* Task
Look through the records that follow. Copy every line containing the word "Μαγνησίας".

━━ Information shown

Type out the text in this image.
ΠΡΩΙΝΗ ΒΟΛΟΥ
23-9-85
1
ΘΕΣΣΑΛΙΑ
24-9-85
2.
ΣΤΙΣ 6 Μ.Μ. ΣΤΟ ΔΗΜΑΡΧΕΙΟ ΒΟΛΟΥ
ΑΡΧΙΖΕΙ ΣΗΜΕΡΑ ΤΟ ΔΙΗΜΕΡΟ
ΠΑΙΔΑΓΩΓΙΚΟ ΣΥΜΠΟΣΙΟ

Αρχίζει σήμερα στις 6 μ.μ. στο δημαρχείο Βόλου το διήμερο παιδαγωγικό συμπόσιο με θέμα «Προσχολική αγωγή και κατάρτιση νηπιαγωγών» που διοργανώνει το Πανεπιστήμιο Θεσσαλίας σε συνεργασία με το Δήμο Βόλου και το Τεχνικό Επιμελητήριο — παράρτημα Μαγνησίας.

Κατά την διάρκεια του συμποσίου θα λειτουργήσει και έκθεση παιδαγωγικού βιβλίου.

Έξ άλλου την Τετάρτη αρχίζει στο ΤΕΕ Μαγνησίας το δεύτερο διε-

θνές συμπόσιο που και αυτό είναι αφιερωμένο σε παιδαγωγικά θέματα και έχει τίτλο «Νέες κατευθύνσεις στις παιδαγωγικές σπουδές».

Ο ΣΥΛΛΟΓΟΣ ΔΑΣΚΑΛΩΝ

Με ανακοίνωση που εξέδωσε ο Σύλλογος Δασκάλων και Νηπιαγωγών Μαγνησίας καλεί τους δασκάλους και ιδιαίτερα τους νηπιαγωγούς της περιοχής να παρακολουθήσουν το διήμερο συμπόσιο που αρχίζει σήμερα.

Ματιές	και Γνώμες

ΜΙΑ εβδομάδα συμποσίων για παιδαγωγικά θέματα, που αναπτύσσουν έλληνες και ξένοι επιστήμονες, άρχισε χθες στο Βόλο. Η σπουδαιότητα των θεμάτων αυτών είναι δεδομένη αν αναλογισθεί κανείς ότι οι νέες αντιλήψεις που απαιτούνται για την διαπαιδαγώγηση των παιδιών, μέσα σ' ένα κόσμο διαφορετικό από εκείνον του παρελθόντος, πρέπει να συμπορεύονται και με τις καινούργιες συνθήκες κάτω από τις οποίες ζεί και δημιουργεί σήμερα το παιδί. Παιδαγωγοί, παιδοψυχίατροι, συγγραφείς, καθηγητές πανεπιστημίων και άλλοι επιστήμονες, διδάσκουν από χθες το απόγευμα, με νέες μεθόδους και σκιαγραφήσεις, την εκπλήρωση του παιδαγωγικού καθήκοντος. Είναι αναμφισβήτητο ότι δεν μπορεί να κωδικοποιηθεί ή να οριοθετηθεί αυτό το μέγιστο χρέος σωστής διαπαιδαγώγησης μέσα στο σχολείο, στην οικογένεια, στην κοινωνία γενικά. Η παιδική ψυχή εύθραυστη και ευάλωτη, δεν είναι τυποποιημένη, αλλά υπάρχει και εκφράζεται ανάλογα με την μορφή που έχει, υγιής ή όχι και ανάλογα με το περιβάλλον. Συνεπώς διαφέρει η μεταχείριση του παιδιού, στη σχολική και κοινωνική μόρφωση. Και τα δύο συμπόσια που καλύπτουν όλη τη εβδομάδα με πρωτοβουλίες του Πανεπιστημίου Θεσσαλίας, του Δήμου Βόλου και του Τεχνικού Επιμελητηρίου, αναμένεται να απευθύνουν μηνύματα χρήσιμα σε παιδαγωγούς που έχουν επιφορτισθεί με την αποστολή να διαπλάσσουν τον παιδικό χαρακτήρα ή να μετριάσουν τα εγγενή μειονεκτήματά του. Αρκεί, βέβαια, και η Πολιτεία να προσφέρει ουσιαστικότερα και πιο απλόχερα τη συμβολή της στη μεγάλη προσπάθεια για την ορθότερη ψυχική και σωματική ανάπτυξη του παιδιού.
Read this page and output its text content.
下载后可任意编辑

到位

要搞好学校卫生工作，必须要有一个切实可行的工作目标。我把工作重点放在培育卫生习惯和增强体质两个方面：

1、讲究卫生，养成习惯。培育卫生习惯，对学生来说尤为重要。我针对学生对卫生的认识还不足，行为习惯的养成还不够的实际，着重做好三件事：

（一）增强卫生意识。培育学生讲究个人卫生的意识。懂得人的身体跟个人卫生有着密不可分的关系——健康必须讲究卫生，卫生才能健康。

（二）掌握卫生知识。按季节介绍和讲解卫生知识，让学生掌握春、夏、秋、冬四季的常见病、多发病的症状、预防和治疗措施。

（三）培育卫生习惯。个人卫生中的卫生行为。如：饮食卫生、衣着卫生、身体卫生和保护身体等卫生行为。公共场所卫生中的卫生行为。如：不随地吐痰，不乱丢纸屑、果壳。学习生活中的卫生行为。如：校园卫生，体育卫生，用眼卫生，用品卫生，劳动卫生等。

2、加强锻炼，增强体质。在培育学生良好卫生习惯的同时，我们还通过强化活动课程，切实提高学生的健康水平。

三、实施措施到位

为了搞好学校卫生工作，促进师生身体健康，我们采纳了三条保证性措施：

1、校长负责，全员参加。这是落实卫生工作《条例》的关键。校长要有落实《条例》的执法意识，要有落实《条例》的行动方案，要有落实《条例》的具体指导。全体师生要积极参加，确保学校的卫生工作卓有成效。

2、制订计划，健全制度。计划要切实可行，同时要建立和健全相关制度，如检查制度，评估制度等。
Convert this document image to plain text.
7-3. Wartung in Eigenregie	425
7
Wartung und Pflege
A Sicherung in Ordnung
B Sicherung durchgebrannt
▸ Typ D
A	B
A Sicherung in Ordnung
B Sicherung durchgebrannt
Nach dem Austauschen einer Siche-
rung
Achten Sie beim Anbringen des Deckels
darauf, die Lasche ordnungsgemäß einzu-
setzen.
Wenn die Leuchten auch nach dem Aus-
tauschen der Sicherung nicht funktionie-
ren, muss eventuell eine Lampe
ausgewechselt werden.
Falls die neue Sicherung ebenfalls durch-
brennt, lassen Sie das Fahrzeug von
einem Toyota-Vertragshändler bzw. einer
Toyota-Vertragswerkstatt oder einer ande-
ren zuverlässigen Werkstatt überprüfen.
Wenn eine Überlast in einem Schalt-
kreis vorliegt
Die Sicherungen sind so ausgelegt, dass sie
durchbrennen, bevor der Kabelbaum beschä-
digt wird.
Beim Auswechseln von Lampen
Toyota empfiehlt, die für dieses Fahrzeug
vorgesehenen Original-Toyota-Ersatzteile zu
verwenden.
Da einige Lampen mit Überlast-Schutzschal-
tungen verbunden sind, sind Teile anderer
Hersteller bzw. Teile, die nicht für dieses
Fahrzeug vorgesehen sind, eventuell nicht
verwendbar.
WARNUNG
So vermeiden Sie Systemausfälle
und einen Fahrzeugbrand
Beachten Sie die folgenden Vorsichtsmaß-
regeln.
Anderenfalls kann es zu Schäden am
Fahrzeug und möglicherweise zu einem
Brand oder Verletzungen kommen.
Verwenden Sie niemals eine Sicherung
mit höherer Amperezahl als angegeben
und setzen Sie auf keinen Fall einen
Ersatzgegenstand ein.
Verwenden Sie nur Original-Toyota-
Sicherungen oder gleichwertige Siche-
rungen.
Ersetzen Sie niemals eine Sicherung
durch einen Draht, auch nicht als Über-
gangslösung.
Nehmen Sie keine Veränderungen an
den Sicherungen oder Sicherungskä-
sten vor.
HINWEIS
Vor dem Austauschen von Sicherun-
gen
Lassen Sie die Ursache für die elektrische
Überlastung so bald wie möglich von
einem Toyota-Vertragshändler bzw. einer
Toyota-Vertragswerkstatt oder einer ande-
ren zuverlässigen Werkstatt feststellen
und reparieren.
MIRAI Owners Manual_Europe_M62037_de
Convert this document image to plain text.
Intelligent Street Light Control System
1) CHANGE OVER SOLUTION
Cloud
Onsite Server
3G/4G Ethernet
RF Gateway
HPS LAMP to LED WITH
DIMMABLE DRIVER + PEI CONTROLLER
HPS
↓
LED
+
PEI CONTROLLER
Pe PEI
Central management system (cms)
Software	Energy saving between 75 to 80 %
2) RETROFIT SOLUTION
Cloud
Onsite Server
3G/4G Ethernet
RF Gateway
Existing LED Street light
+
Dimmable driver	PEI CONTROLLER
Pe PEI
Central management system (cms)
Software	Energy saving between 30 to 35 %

━━━━

* Exercise result
Αρχίζει σήμερα στις 6 μ.μ. στο δημαρχείο Βόλου το διήμερο παιδαγωγικό συμπόσιο με θέμα «Προσχολική αγωγή και κατάρτιση νηπιαγωγών» που διοργανώνει το Πανεπιστήμιο Θεσσαλίας σε συνεργασία με το Δήμο Βόλου και το Τεχνικό Επιμελητήριο — παράρτημα Μαγνησίας.
Έξ άλλου την Τετάρτη αρχίζει στο ΤΕΕ Μαγνησίας το δεύτερο διε-
Με ανακοίνωση που εξέδωσε ο Σύλλογος Δασκάλων και Νηπιαγωγών Μαγνησίας καλεί τους δασκάλους και ιδιαίτερα τους νηπιαγωγούς της περιοχής να παρακολουθήσουν το διήμερο συμπόσιο που αρχίζει σήμερα.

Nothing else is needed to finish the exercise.